**Extracted data:**
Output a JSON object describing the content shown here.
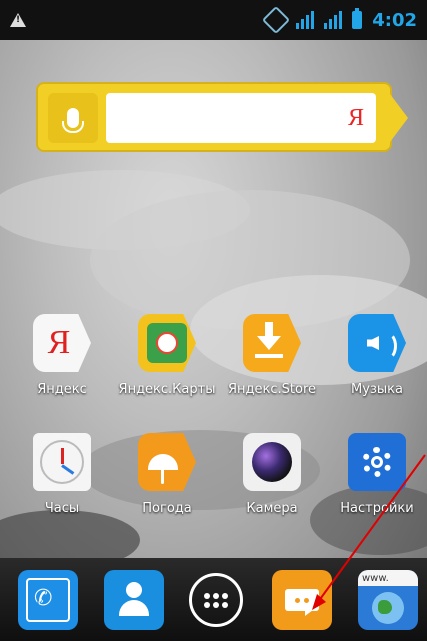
{
  "statusbar": {
    "time": "4:02"
  },
  "search_widget": {
    "logo": "Я"
  },
  "apps": [
    {
      "label": "Яндекс",
      "icon": "yandex-icon"
    },
    {
      "label": "Яндекс.Карты",
      "icon": "yandex-maps-icon"
    },
    {
      "label": "Яндекс.Store",
      "icon": "yandex-store-icon"
    },
    {
      "label": "Музыка",
      "icon": "music-icon"
    },
    {
      "label": "Часы",
      "icon": "clock-icon"
    },
    {
      "label": "Погода",
      "icon": "weather-icon"
    },
    {
      "label": "Камера",
      "icon": "camera-icon"
    },
    {
      "label": "Настройки",
      "icon": "settings-icon"
    }
  ],
  "dock": {
    "browser_bar": "www."
  },
  "colors": {
    "yandex_yellow": "#f2cf24",
    "accent_blue": "#22a6e8",
    "annotation_red": "#e00000"
  }
}
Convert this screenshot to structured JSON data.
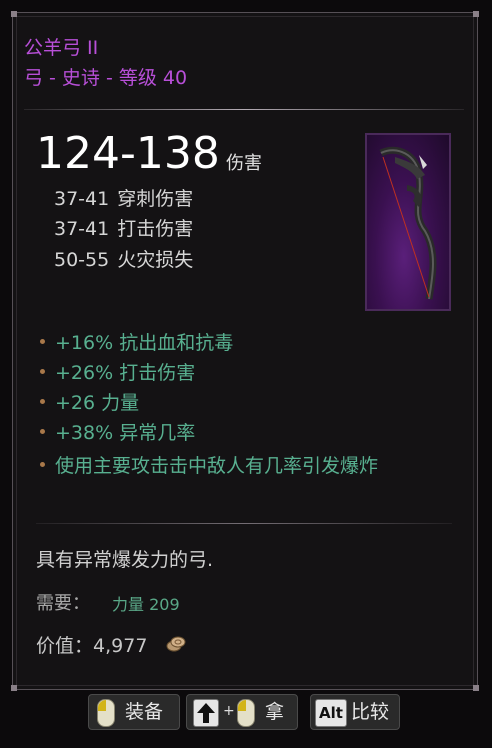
{
  "item": {
    "name": "公羊弓 II",
    "type_line": "弓 - 史诗 - 等级 40",
    "damage": "124-138",
    "damage_label": "伤害",
    "sub_damages": [
      {
        "range": "37-41",
        "label": "穿刺伤害"
      },
      {
        "range": "37-41",
        "label": "打击伤害"
      },
      {
        "range": "50-55",
        "label": "火灾损失"
      }
    ],
    "affixes": [
      "+16% 抗出血和抗毒",
      "+26% 打击伤害",
      "+26 力量",
      "+38% 异常几率",
      "使用主要攻击击中敌人有几率引发爆炸"
    ],
    "description": "具有异常爆发力的弓.",
    "requirement_label": "需要：",
    "requirement_value": "力量 209",
    "value_label": "价值：",
    "value": "4,977",
    "icon": "bow-item-icon"
  },
  "controls": {
    "equip_label": "装备",
    "take_label": "拿",
    "compare_label": "比较",
    "alt_key": "Alt",
    "plus": "+"
  },
  "colors": {
    "title": "#b84fd8",
    "affix": "#58b090",
    "requirement": "#5aa888",
    "bullet": "#a9784a"
  }
}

**Set task:**
Pictures in the records should not appear in your copy, but everything else must be transcribed exactly.

**Task solution:**
Output a JSON object describing the content shown here.
{
  "statusbar": {
    "time": "4:02"
  },
  "search_widget": {
    "logo": "Я"
  },
  "apps": [
    {
      "label": "Яндекс",
      "icon": "yandex-icon"
    },
    {
      "label": "Яндекс.Карты",
      "icon": "yandex-maps-icon"
    },
    {
      "label": "Яндекс.Store",
      "icon": "yandex-store-icon"
    },
    {
      "label": "Музыка",
      "icon": "music-icon"
    },
    {
      "label": "Часы",
      "icon": "clock-icon"
    },
    {
      "label": "Погода",
      "icon": "weather-icon"
    },
    {
      "label": "Камера",
      "icon": "camera-icon"
    },
    {
      "label": "Настройки",
      "icon": "settings-icon"
    }
  ],
  "dock": {
    "browser_bar": "www."
  },
  "colors": {
    "yandex_yellow": "#f2cf24",
    "accent_blue": "#22a6e8",
    "annotation_red": "#e00000"
  }
}
Convert this screenshot to structured JSON data.
{
  "item": {
    "name": "公羊弓 II",
    "type_line": "弓 - 史诗 - 等级 40",
    "damage": "124-138",
    "damage_label": "伤害",
    "sub_damages": [
      {
        "range": "37-41",
        "label": "穿刺伤害"
      },
      {
        "range": "37-41",
        "label": "打击伤害"
      },
      {
        "range": "50-55",
        "label": "火灾损失"
      }
    ],
    "affixes": [
      "+16% 抗出血和抗毒",
      "+26% 打击伤害",
      "+26 力量",
      "+38% 异常几率",
      "使用主要攻击击中敌人有几率引发爆炸"
    ],
    "description": "具有异常爆发力的弓.",
    "requirement_label": "需要：",
    "requirement_value": "力量 209",
    "value_label": "价值：",
    "value": "4,977",
    "icon": "bow-item-icon"
  },
  "controls": {
    "equip_label": "装备",
    "take_label": "拿",
    "compare_label": "比较",
    "alt_key": "Alt",
    "plus": "+"
  },
  "colors": {
    "title": "#b84fd8",
    "affix": "#58b090",
    "requirement": "#5aa888",
    "bullet": "#a9784a"
  }
}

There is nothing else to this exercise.